Exercise directions -
Where a line of the listing below includes the word "Gminy", reproduce that line.

>>>

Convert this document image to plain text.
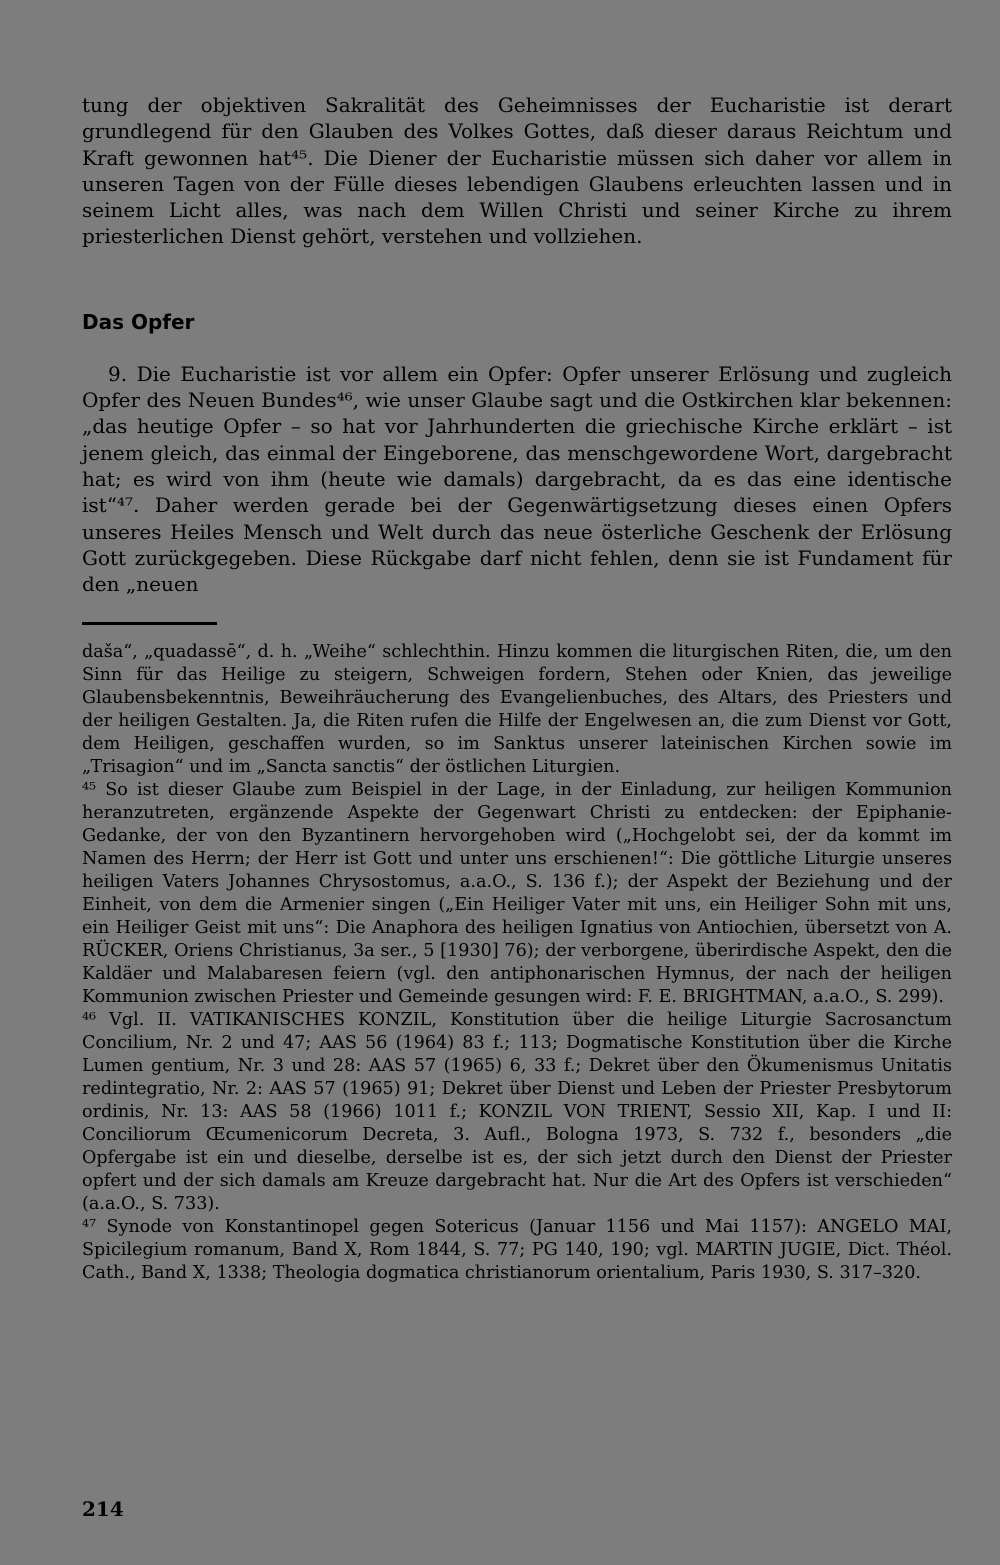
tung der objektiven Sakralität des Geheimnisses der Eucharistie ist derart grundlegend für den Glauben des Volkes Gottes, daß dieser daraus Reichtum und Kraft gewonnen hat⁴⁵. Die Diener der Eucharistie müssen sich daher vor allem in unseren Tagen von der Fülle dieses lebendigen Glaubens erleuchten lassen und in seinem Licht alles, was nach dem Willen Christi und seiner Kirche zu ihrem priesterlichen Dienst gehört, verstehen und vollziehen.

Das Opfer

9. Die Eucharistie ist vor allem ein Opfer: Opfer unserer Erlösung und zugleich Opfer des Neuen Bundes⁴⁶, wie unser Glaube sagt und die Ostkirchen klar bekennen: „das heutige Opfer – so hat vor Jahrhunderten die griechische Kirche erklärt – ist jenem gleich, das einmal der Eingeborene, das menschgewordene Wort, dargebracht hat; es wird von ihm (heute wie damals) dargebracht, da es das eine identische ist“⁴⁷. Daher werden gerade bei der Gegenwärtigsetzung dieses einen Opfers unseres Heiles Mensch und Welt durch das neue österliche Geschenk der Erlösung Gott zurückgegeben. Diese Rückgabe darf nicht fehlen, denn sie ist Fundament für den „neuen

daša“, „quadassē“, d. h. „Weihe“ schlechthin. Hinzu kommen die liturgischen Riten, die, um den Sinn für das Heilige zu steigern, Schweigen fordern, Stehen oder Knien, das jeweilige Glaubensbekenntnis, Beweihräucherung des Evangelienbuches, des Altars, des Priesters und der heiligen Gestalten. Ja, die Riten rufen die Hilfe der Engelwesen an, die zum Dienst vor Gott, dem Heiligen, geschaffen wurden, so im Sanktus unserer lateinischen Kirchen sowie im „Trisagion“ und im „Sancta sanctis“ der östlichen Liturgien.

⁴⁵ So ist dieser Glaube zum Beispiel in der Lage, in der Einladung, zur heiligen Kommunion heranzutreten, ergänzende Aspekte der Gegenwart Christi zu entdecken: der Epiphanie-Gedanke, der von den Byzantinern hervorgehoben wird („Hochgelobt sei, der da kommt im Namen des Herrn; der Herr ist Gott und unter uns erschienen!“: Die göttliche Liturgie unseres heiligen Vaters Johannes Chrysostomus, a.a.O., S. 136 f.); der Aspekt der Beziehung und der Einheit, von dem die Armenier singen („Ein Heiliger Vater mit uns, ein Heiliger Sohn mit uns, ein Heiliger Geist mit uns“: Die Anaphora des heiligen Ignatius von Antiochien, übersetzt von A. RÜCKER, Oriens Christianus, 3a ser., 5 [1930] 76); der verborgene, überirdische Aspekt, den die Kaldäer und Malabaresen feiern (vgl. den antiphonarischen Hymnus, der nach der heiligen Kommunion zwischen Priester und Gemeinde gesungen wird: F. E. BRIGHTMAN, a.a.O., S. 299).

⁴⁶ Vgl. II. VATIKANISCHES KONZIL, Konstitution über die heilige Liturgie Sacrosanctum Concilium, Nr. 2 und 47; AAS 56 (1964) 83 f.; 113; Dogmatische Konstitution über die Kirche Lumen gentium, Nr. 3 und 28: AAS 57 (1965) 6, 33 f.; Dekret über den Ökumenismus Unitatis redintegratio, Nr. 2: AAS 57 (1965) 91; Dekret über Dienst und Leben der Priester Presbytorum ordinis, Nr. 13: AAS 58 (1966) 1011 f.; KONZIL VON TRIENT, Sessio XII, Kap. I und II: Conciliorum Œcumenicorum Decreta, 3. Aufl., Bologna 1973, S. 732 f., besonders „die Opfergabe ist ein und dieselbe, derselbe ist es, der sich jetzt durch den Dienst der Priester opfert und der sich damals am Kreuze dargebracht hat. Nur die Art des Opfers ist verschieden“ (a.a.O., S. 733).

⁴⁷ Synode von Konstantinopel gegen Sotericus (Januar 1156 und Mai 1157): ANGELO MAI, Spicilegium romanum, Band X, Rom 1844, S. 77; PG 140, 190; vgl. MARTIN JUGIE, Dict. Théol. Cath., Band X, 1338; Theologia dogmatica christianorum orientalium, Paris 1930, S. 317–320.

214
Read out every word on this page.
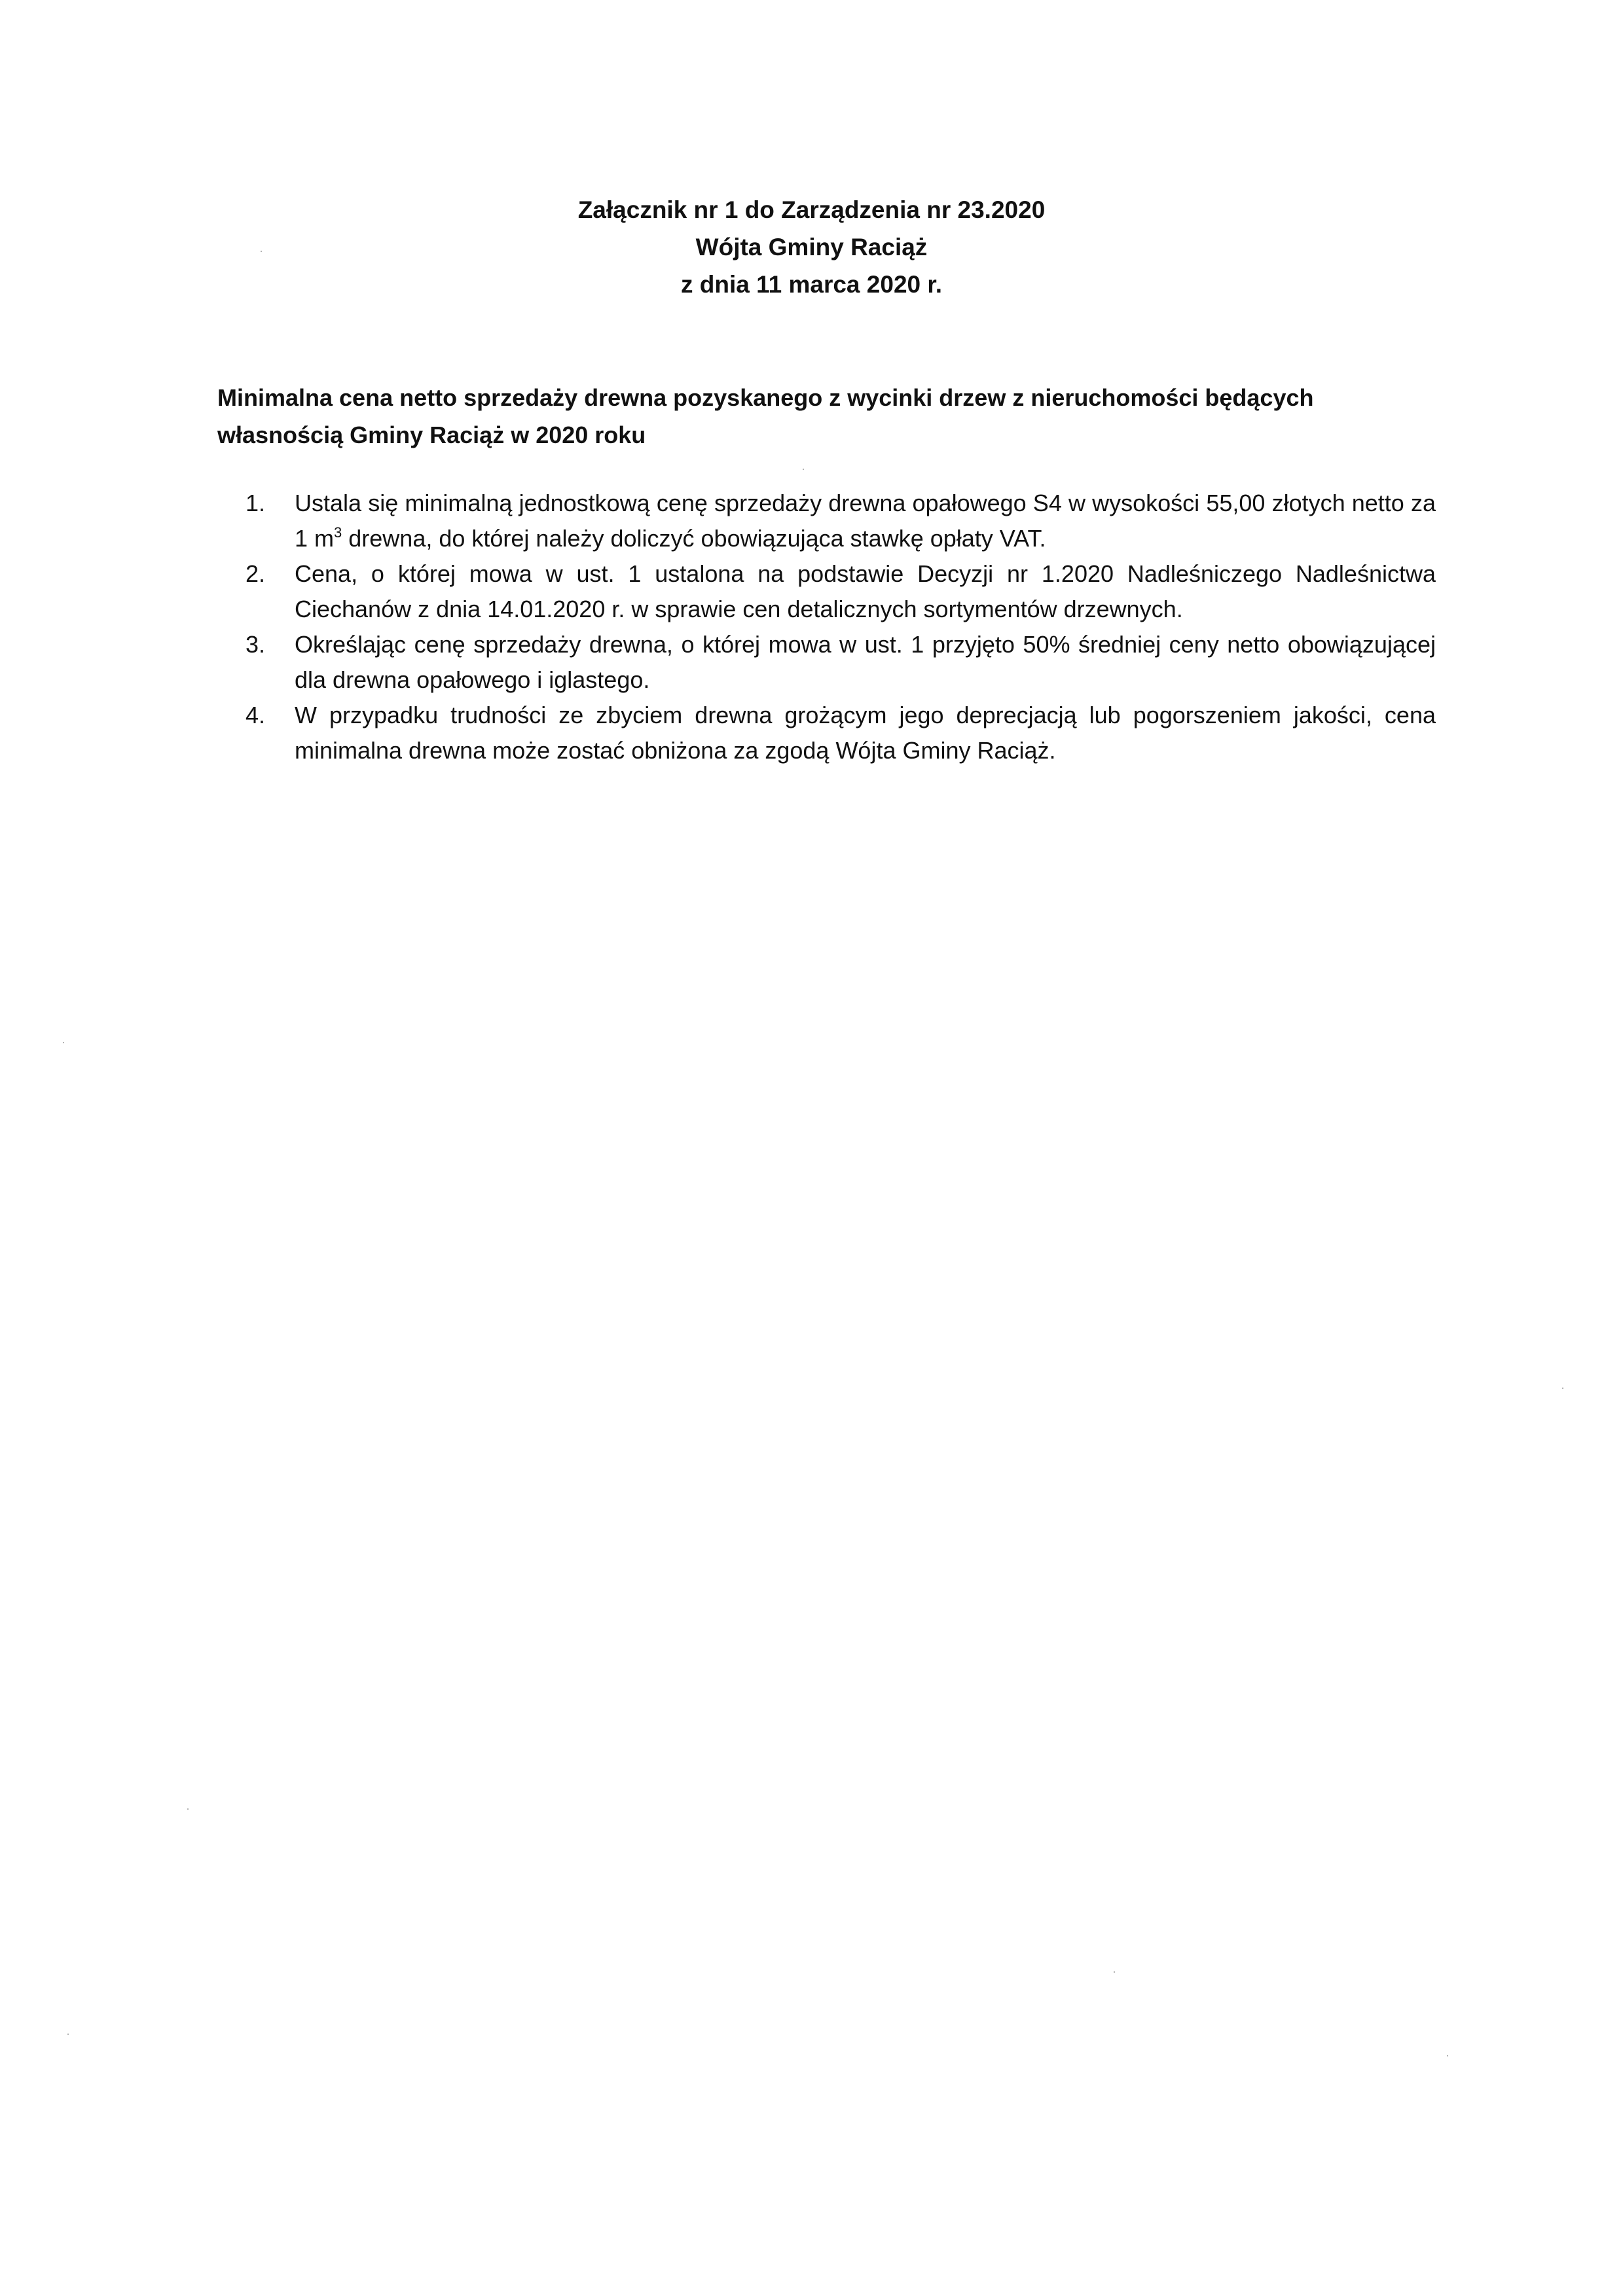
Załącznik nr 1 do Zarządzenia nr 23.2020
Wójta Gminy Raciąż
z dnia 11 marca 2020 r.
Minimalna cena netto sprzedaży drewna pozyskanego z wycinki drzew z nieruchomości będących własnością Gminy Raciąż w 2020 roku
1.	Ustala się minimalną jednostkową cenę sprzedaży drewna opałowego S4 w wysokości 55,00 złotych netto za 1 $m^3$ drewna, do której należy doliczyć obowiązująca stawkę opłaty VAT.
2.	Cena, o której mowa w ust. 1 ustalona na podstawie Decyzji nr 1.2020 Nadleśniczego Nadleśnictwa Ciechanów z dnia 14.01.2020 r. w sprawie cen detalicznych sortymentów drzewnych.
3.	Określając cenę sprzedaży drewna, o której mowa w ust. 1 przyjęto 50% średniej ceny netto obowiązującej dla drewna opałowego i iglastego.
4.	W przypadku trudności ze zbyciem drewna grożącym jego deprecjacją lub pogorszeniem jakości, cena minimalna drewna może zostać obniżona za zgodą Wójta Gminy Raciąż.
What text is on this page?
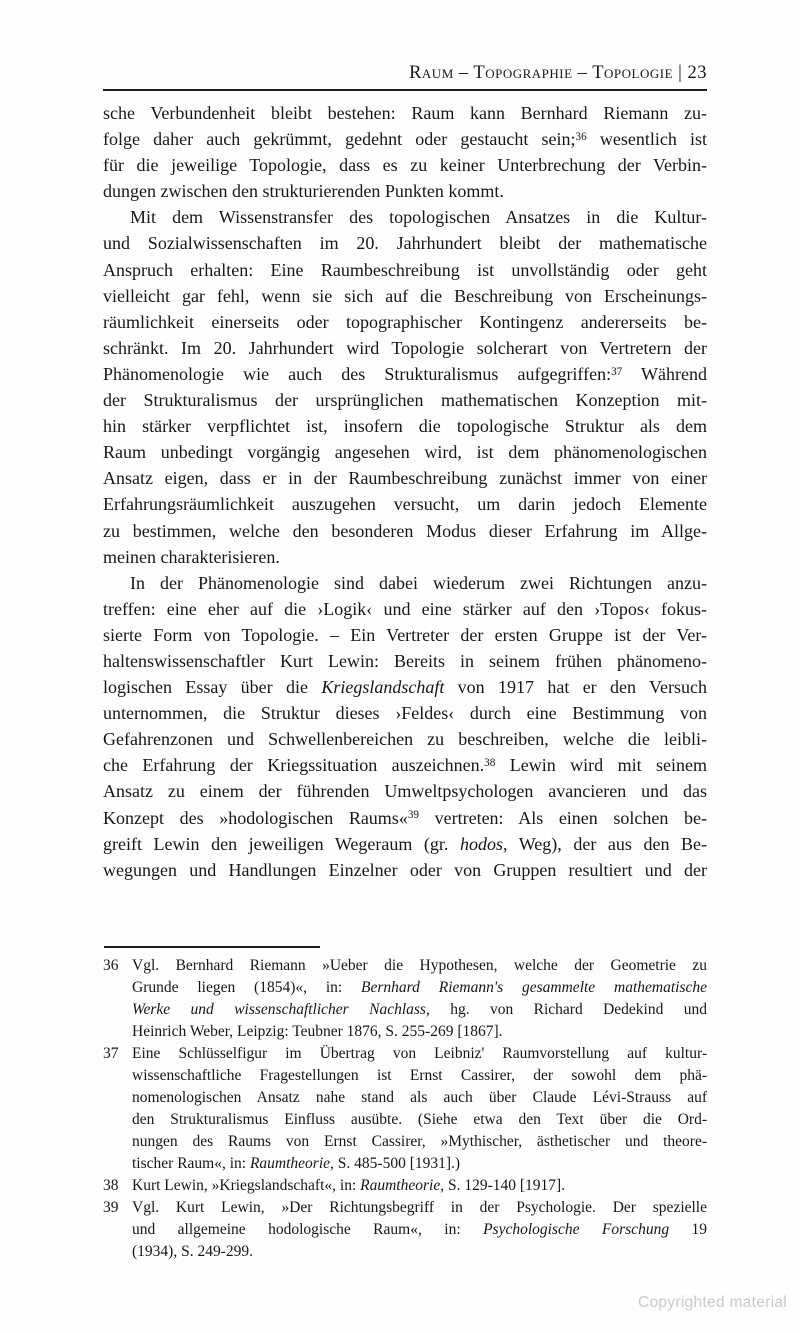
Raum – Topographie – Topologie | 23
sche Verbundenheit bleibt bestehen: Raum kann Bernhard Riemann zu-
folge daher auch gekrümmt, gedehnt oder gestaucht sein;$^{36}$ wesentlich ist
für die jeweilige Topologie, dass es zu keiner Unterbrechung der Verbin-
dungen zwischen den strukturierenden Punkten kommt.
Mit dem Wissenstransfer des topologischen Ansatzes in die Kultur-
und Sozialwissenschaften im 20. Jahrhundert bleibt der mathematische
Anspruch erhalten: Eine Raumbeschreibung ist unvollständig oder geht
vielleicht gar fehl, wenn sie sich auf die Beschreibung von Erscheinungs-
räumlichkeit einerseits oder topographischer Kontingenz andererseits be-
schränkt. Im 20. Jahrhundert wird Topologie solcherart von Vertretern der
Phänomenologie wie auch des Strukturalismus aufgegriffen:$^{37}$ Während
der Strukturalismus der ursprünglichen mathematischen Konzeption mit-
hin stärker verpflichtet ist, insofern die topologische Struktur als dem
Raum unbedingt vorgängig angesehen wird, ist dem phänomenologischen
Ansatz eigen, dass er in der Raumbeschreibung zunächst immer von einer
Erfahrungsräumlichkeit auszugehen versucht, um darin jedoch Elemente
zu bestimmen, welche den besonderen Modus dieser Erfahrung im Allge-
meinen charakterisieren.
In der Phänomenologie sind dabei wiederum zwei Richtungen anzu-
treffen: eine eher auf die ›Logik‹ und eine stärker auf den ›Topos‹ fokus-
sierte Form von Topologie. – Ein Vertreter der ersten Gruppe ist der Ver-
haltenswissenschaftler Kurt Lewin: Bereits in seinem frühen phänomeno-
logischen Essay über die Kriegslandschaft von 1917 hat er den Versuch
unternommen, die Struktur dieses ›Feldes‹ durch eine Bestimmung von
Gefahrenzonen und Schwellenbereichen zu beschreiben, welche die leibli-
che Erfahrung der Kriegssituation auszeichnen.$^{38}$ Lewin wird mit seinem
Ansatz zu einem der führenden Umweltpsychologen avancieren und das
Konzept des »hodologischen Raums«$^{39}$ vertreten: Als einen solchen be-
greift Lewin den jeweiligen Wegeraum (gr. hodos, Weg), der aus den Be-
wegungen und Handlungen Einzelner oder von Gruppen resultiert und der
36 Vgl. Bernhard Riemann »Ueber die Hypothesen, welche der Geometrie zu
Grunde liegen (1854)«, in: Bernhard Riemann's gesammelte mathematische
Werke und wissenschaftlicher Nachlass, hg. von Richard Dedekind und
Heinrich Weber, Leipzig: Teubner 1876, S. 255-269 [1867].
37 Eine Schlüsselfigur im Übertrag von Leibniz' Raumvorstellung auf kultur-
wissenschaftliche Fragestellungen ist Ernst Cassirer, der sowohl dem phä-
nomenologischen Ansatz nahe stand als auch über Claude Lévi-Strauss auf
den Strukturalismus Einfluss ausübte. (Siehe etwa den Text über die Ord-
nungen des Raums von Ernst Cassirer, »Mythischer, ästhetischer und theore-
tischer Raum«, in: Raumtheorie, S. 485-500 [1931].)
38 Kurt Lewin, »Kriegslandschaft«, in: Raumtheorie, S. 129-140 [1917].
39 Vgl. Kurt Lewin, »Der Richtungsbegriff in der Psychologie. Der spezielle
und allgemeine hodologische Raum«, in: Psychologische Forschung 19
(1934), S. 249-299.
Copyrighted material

<<<

Task response -
Wójta Gminy Raciąż
Minimalna cena netto sprzedaży drewna pozyskanego z wycinki drzew z nieruchomości będących własnością Gminy Raciąż w 2020 roku
4.	W przypadku trudności ze zbyciem drewna grożącym jego deprecjacją lub pogorszeniem jakości, cena minimalna drewna może zostać obniżona za zgodą Wójta Gminy Raciąż.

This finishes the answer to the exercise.